__Data provided__
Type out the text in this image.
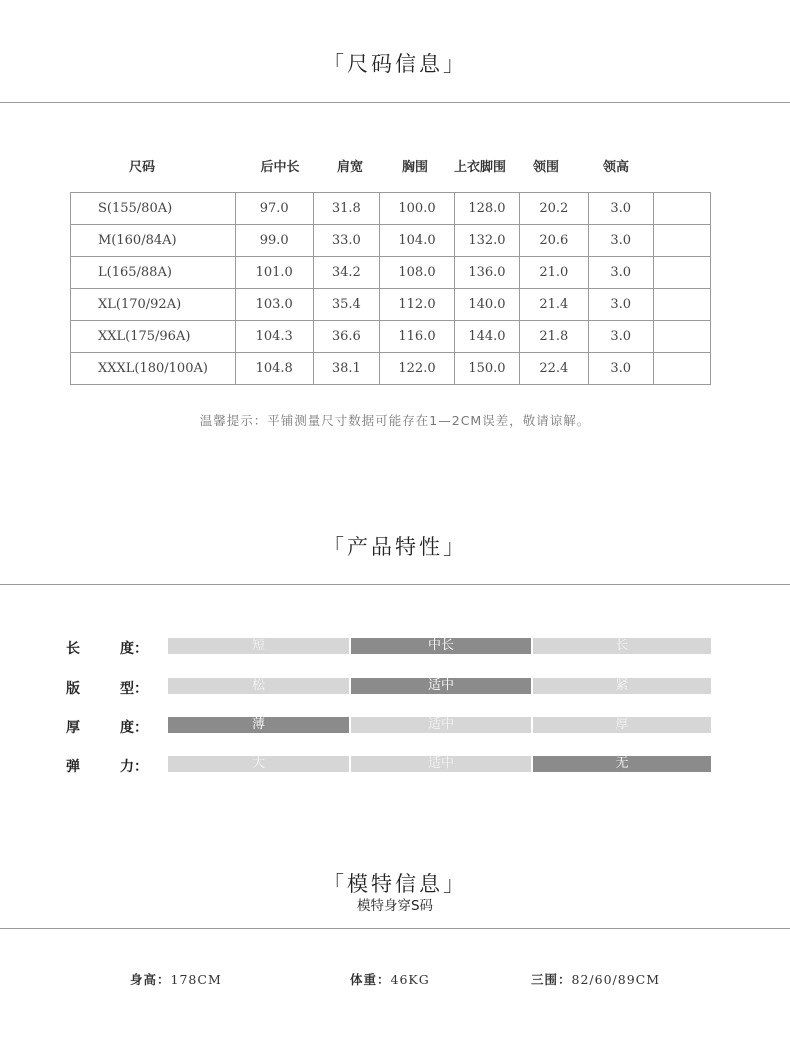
「尺码信息」
尺码	后中长	肩宽	胸围	上衣脚围	领围	领高
S(155/80A)	97.0	31.8	100.0	128.0	20.2	3.0	
M(160/84A)	99.0	33.0	104.0	132.0	20.6	3.0	
L(165/88A)	101.0	34.2	108.0	136.0	21.0	3.0	
XL(170/92A)	103.0	35.4	112.0	140.0	21.4	3.0	
XXL(175/96A)	104.3	36.6	116.0	144.0	21.8	3.0	
XXXL(180/100A)	104.8	38.1	122.0	150.0	22.4	3.0	
温馨提示：平铺测量尺寸数据可能存在1—2CM误差，敬请谅解。
「产品特性」
长	度：	短	中长	长
版	型：	松	适中	紧
厚	度：	薄	适中	厚
弹	力：	大	适中	无
「模特信息」
模特身穿S码
身高：178CM	体重：46KG	三围：82/60/89CM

__Task directions__
Repeat the listing in full and exactly. Leave any pictures out.

__Written solution__
Type out the text in this image.
「尺码信息」
尺码	后中长	肩宽	胸围	上衣脚围	领围	领高
S(155/80A)	97.0	31.8	100.0	128.0	20.2	3.0	
M(160/84A)	99.0	33.0	104.0	132.0	20.6	3.0	
L(165/88A)	101.0	34.2	108.0	136.0	21.0	3.0	
XL(170/92A)	103.0	35.4	112.0	140.0	21.4	3.0	
XXL(175/96A)	104.3	36.6	116.0	144.0	21.8	3.0	
XXXL(180/100A)	104.8	38.1	122.0	150.0	22.4	3.0	
温馨提示：平铺测量尺寸数据可能存在1—2CM误差，敬请谅解。
「产品特性」
长	度：	短	中长	长
版	型：	松	适中	紧
厚	度：	薄	适中	厚
弹	力：	大	适中	无
「模特信息」
模特身穿S码
身高：178CM	体重：46KG	三围：82/60/89CM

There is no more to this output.